§ **Data shown**:
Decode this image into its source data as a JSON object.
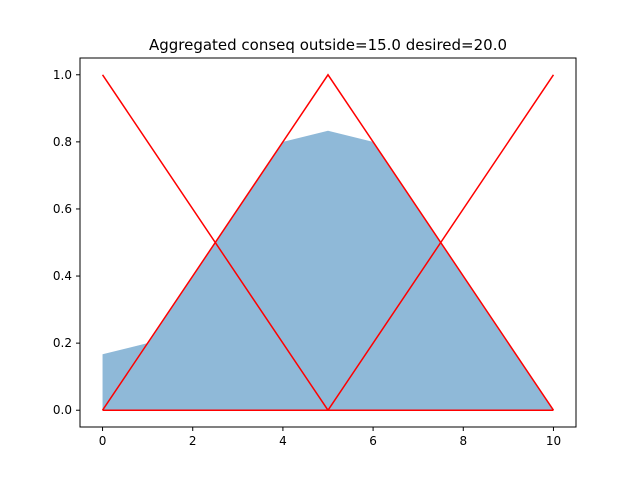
{
  "chart_data": {
    "type": "area",
    "title": "Aggregated conseq outside=15.0 desired=20.0",
    "xlabel": "",
    "ylabel": "",
    "xlim": [
      -0.5,
      10.5
    ],
    "ylim": [
      -0.05,
      1.05
    ],
    "xticks": [
      0,
      2,
      4,
      6,
      8,
      10
    ],
    "yticks": [
      0.0,
      0.2,
      0.4,
      0.6,
      0.8,
      1.0
    ],
    "xtick_labels": [
      "0",
      "2",
      "4",
      "6",
      "8",
      "10"
    ],
    "ytick_labels": [
      "0.0",
      "0.2",
      "0.4",
      "0.6",
      "0.8",
      "1.0"
    ],
    "grid": false,
    "fill": {
      "color": "#8fb9d8",
      "x": [
        0,
        1,
        2,
        3,
        4,
        5,
        6,
        7,
        8,
        9,
        10
      ],
      "y": [
        0.1667,
        0.2,
        0.4,
        0.6,
        0.8,
        0.8333,
        0.8,
        0.6,
        0.4,
        0.2,
        0.0
      ]
    },
    "series": [
      {
        "color": "#ff0000",
        "x": [
          0,
          5,
          10
        ],
        "y": [
          1.0,
          0.0,
          0.0
        ]
      },
      {
        "color": "#ff0000",
        "x": [
          0,
          5,
          10
        ],
        "y": [
          0.0,
          1.0,
          0.0
        ]
      },
      {
        "color": "#ff0000",
        "x": [
          0,
          5,
          10
        ],
        "y": [
          0.0,
          0.0,
          1.0
        ]
      }
    ]
  }
}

§ **Given instruction**: Skip every picture and transcribe the data above exactly.

§ **Solution to the problem**:
Decode this image into its source data as a JSON object.
{
  "chart_data": {
    "type": "area",
    "title": "Aggregated conseq outside=15.0 desired=20.0",
    "xlabel": "",
    "ylabel": "",
    "xlim": [
      -0.5,
      10.5
    ],
    "ylim": [
      -0.05,
      1.05
    ],
    "xticks": [
      0,
      2,
      4,
      6,
      8,
      10
    ],
    "yticks": [
      0.0,
      0.2,
      0.4,
      0.6,
      0.8,
      1.0
    ],
    "xtick_labels": [
      "0",
      "2",
      "4",
      "6",
      "8",
      "10"
    ],
    "ytick_labels": [
      "0.0",
      "0.2",
      "0.4",
      "0.6",
      "0.8",
      "1.0"
    ],
    "grid": false,
    "fill": {
      "color": "#8fb9d8",
      "x": [
        0,
        1,
        2,
        3,
        4,
        5,
        6,
        7,
        8,
        9,
        10
      ],
      "y": [
        0.1667,
        0.2,
        0.4,
        0.6,
        0.8,
        0.8333,
        0.8,
        0.6,
        0.4,
        0.2,
        0.0
      ]
    },
    "series": [
      {
        "color": "#ff0000",
        "x": [
          0,
          5,
          10
        ],
        "y": [
          1.0,
          0.0,
          0.0
        ]
      },
      {
        "color": "#ff0000",
        "x": [
          0,
          5,
          10
        ],
        "y": [
          0.0,
          1.0,
          0.0
        ]
      },
      {
        "color": "#ff0000",
        "x": [
          0,
          5,
          10
        ],
        "y": [
          0.0,
          0.0,
          1.0
        ]
      }
    ]
  }
}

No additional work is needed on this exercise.